To be done: List all the lines in these records that hold "image".

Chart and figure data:

====================

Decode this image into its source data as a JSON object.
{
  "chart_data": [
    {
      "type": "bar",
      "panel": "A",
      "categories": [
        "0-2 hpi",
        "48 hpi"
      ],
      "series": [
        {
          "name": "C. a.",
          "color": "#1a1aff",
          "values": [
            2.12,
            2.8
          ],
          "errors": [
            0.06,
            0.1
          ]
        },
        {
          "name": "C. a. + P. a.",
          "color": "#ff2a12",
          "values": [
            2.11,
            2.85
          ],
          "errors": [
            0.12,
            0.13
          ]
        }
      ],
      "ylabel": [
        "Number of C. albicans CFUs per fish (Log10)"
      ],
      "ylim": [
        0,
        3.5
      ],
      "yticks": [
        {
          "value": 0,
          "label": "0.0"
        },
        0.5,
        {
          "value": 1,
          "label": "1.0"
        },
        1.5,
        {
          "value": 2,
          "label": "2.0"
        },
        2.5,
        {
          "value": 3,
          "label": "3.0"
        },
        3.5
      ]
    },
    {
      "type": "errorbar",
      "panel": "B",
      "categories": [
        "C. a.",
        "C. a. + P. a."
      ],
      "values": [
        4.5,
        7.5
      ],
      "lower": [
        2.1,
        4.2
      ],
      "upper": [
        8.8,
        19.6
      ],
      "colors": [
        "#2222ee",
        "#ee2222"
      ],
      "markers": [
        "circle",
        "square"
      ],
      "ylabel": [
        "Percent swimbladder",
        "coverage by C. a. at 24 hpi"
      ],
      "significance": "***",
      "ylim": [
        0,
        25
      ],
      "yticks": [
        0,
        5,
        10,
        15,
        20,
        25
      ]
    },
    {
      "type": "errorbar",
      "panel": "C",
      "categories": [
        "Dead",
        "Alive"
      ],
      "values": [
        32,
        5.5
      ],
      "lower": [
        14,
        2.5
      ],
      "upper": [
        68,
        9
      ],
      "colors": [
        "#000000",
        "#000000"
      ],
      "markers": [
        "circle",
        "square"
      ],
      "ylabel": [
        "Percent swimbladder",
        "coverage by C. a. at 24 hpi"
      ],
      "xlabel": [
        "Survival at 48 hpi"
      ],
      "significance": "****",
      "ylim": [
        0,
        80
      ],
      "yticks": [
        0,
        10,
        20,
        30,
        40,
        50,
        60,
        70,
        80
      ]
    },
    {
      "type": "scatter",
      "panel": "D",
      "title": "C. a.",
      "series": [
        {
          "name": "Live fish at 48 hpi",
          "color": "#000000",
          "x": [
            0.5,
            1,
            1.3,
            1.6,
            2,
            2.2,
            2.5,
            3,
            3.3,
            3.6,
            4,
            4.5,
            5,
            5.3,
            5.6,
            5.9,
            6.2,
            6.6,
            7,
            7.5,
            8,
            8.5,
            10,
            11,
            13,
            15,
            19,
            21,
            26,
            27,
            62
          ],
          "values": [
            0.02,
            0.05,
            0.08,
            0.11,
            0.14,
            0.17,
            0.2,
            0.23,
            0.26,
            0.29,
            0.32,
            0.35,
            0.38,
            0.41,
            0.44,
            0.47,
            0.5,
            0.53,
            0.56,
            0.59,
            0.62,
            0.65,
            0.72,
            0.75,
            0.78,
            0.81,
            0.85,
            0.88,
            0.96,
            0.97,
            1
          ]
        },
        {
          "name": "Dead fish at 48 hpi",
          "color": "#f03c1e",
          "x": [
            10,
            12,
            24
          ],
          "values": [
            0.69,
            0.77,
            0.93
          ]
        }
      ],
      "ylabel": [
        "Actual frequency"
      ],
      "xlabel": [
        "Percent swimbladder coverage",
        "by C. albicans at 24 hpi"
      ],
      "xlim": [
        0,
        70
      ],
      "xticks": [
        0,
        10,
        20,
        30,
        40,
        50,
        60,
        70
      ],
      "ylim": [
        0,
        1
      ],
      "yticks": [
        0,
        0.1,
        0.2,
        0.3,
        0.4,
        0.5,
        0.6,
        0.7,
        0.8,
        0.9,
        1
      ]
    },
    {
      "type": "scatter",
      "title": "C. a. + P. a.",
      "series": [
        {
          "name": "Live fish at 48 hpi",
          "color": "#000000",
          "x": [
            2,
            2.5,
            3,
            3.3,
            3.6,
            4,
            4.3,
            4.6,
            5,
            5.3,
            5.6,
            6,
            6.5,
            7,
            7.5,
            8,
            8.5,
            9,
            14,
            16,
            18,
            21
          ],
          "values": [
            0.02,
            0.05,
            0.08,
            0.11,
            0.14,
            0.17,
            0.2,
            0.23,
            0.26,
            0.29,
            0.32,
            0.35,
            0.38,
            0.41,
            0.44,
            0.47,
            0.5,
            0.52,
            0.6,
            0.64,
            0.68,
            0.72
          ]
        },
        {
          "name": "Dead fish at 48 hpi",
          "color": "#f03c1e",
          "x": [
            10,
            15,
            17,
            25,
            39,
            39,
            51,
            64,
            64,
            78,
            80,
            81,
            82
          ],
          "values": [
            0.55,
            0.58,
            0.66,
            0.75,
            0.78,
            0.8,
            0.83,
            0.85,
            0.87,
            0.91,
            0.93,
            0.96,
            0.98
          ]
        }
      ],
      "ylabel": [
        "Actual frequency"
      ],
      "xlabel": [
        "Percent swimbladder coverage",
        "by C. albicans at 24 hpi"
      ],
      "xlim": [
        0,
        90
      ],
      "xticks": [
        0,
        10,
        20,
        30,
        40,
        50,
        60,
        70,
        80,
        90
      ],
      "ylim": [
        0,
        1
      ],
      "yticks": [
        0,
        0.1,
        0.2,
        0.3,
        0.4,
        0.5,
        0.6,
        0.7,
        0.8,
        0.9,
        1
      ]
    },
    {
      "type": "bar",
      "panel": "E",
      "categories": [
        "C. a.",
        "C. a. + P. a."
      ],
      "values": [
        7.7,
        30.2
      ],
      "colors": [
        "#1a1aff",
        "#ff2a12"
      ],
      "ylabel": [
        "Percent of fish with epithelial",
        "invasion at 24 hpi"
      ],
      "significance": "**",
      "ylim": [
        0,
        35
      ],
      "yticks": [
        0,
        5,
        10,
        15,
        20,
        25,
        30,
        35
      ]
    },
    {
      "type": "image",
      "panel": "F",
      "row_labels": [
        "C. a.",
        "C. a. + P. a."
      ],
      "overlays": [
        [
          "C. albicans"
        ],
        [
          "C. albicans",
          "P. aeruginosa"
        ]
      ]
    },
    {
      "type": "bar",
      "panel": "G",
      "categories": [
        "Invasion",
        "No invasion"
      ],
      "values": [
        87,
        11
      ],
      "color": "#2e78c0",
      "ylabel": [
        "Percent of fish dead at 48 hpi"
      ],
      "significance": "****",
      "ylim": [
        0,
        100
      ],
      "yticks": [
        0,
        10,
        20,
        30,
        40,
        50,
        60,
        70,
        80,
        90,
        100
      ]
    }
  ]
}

====================

Task result:
Decode this image into its source data as a JSON object.
      "type": "image",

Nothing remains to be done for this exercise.